• TASK DESCRIPTION
Work through the records below and tally every line containing "networks". Reply with the total alone.

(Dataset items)
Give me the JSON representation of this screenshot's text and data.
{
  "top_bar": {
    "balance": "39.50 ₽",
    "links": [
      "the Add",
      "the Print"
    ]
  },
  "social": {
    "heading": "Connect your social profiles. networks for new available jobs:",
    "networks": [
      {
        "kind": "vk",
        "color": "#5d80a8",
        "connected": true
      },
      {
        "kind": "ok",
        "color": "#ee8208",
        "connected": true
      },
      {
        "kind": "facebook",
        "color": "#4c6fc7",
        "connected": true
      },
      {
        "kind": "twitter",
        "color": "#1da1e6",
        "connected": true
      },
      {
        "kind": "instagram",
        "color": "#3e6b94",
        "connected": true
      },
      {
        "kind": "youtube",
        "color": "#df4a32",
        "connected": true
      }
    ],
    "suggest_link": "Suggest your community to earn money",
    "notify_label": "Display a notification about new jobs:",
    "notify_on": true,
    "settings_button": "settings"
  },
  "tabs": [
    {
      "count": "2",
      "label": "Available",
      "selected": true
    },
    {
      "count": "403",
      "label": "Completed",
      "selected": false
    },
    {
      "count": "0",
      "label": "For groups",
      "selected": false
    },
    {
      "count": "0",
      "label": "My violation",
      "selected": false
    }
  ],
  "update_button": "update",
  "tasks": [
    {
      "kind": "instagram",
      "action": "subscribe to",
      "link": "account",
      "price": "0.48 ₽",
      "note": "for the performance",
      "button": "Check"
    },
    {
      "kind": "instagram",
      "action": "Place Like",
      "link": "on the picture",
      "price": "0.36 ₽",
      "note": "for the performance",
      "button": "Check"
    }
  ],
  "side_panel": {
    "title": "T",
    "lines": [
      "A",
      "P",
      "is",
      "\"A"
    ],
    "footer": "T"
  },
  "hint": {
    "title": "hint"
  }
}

• EXPECTED ANSWER
2